### What you have to do
Gather every line that includes the word "name", please.

Data items
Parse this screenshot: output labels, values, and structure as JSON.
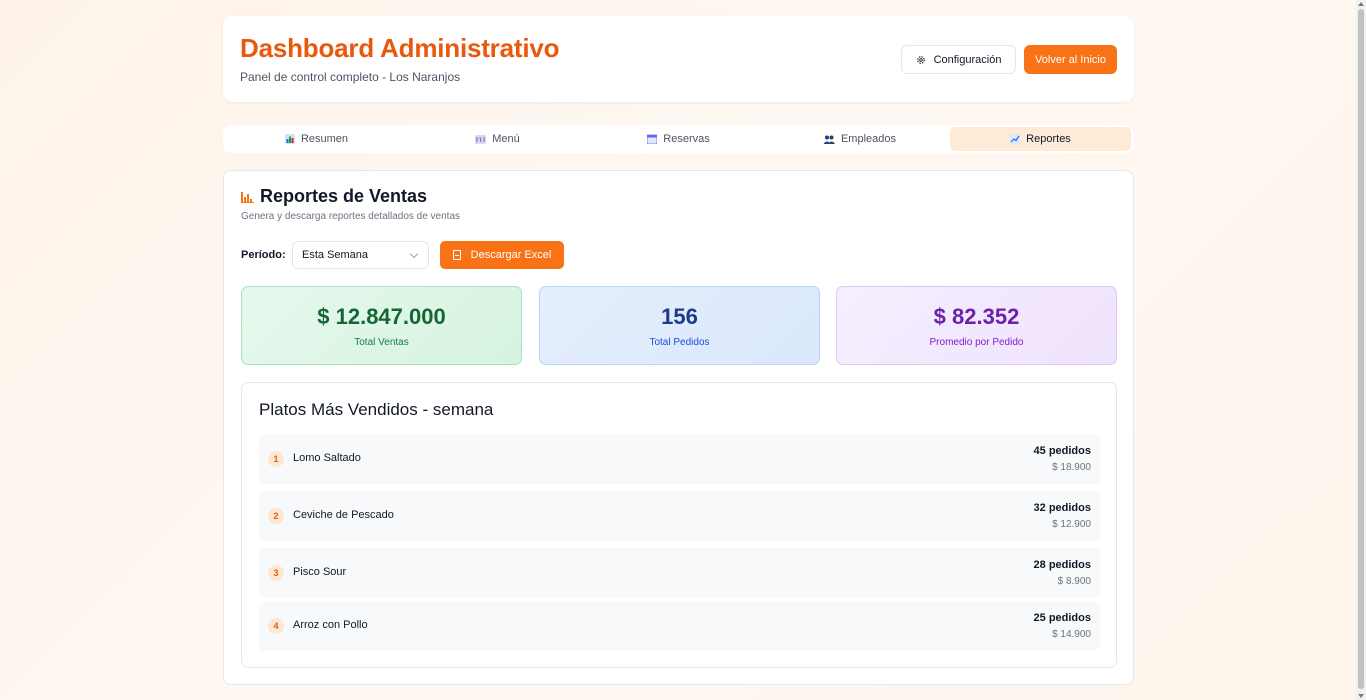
{
  "header": {
    "title": "Dashboard Administrativo",
    "subtitle": "Panel de control completo - Los Naranjos",
    "config_label": "Configuración",
    "home_label": "Volver al Inicio"
  },
  "tabs": [
    {
      "label": "Resumen",
      "icon": "bar-chart-icon",
      "active": false
    },
    {
      "label": "Menú",
      "icon": "menu-icon",
      "active": false
    },
    {
      "label": "Reservas",
      "icon": "calendar-icon",
      "active": false
    },
    {
      "label": "Empleados",
      "icon": "people-icon",
      "active": false
    },
    {
      "label": "Reportes",
      "icon": "trend-chart-icon",
      "active": true
    }
  ],
  "reports": {
    "title": "Reportes de Ventas",
    "description": "Genera y descarga reportes detallados de ventas",
    "period_label": "Período:",
    "period_value": "Esta Semana",
    "download_label": "Descargar Excel"
  },
  "stats": [
    {
      "value": "$ 12.847.000",
      "label": "Total Ventas",
      "color": "#166534"
    },
    {
      "value": "156",
      "label": "Total Pedidos",
      "color": "#1e3a8a"
    },
    {
      "value": "$ 82.352",
      "label": "Promedio por Pedido",
      "color": "#6b21a8"
    }
  ],
  "top_dishes": {
    "title": "Platos Más Vendidos - semana",
    "items": [
      {
        "rank": "1",
        "name": "Lomo Saltado",
        "orders": "45 pedidos",
        "amount": "$ 18.900"
      },
      {
        "rank": "2",
        "name": "Ceviche de Pescado",
        "orders": "32 pedidos",
        "amount": "$ 12.900"
      },
      {
        "rank": "3",
        "name": "Pisco Sour",
        "orders": "28 pedidos",
        "amount": "$ 8.900"
      },
      {
        "rank": "4",
        "name": "Arroz con Pollo",
        "orders": "25 pedidos",
        "amount": "$ 14.900"
      }
    ]
  },
  "colors": {
    "accent": "#f97316",
    "title": "#ea580c"
  }
}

### Problem solution
        "name": "Lomo Saltado",
        "name": "Ceviche de Pescado",
        "name": "Pisco Sour",
        "name": "Arroz con Pollo",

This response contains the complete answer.